SET TASK A: Gather every line of the records that contains the string "value", matching case exactly.

PAGE TEXT:
***
It is to be noted that in a case where the wife does not observe the menstrual cycle, an interval of 30 days is required between each repudiation. Hasan was brought in to put an end to the ill-treatment of her husband, whom he divorced several times, and took her back without any repercussions. Through this method, the husband is given two chances to take his wife back, as after the third pronouncement, talaq becomes irrevocable. Hasan stops the indefinite process of divorcing and repudiating. This acts as protection for women by ensuring that they won’t be used by Arabs indefinitely. The Prophet stopped the Arabs and Muslim husbands from divorcing unlimited times and restricted them to three chances only.

In this form of talaq, husbands do not follow the concept of talaq-us-sunnat and do not pay attention to the period of purity and abstention from intercourse. This method was followed to escape the restrictions imposed by the Prophet on the above-mentioned method of talaq. 

Triple divorce is defined by Hedaya as a form of divorce in which the husband repudiates the marriage by saying three divorces in one sentence. He repeats the sentence three times during the period of tuhr. This kind of divorce is not only legal but sinful as well. But in Shia law, it’s not even allowed. The triple form is not an indispensable requirement. A husband may say ‘I divorce you, I divorce you, I divorce you’ in a sentence or say ‘I divorce you’ three times. In cases where the intention is clear, the divorce becomes irrevocable. These forms of divorce are not recognised by Shias. An intermediary marriage is necessary for a reunion. Though Talaq-ul-Biddat is good in law but bad in theology, it is the most practised form in India. 

Another form is ‘one irrevocable divorce’. In this form, the husband may say talaq a hundred times, and it will be considered final. Intentions can be shown in writing as well. Talaq becomes irrevocable under the following circumstances-

  • Ahsan talaq becomes irrevocable when the period of iddat is completed and served. 
  • Hasan talaq comes into force when the third pronouncement is made to the wife. Iddat does not influence the form of talaq. 
  • Talaq-ul-Biddat also becomes irrevocable when it is pronounced.
  • In the case of unconsummated marriage, talaq becomes final and irrevocable at the very time of its pronouncement.
  • A written talaq becomes irrevocable at the very moment of its execution unless it is ambiguous or not clear.
***
SET TASK B: In the passage on talaq, why does Hasan talaq serve as protection for women? Answer in one to three sentences.
***
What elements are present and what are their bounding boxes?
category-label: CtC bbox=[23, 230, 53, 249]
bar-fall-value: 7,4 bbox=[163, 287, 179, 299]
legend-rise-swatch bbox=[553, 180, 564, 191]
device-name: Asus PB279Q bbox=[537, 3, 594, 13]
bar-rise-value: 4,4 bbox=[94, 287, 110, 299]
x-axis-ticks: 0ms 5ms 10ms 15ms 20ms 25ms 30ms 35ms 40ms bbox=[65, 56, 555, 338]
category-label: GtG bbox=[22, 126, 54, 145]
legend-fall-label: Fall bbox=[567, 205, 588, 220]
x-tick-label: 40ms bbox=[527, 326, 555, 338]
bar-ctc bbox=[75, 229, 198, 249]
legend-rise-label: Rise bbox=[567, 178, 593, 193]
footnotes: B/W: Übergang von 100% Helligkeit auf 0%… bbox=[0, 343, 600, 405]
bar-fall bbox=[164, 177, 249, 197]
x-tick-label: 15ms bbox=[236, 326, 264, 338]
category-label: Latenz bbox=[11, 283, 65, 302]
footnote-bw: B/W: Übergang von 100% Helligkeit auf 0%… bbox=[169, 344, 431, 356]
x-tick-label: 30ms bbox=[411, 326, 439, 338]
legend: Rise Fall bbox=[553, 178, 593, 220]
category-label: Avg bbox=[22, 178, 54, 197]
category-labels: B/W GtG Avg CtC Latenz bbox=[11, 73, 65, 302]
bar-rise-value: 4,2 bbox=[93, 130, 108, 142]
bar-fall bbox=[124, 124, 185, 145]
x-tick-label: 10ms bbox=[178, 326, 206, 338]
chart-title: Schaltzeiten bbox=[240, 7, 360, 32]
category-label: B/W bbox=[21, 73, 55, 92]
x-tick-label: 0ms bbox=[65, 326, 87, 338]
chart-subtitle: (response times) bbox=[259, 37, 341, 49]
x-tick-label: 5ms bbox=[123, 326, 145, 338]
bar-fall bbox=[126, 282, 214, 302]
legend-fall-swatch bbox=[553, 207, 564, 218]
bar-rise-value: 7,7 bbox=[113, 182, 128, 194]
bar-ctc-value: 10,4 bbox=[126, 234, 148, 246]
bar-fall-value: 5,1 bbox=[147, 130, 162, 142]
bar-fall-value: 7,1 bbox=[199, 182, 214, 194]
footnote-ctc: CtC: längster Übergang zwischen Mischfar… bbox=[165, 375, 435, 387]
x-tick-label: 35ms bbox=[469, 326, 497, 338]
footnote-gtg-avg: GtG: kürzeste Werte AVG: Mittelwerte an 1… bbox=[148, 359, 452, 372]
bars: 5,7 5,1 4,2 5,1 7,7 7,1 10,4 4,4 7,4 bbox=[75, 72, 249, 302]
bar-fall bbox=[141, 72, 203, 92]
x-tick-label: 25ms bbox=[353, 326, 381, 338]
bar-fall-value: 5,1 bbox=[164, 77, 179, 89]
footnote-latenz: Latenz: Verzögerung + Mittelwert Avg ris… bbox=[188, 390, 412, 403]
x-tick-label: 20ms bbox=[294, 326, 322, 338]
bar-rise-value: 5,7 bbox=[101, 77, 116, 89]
***
CORRECT OUTPUT A:
bar-fall-value: 7,4 bbox=[163, 287, 179, 299]
bar-rise-value: 4,4 bbox=[94, 287, 110, 299]
bar-rise-value: 4,2 bbox=[93, 130, 108, 142]
bar-rise-value: 7,7 bbox=[113, 182, 128, 194]
bar-ctc-value: 10,4 bbox=[126, 234, 148, 246]
bar-fall-value: 5,1 bbox=[147, 130, 162, 142]
bar-fall-value: 7,1 bbox=[199, 182, 214, 194]
bar-fall-value: 5,1 bbox=[164, 77, 179, 89]
bar-rise-value: 5,7 bbox=[101, 77, 116, 89]

CORRECT OUTPUT B: Hasan talaq ends the indefinite process of divorcing and taking a wife back. It gives the husband only two chances to take her back, since talaq becomes irrevocable after the third pronouncement. This ensures that wives won't be used indefinitely.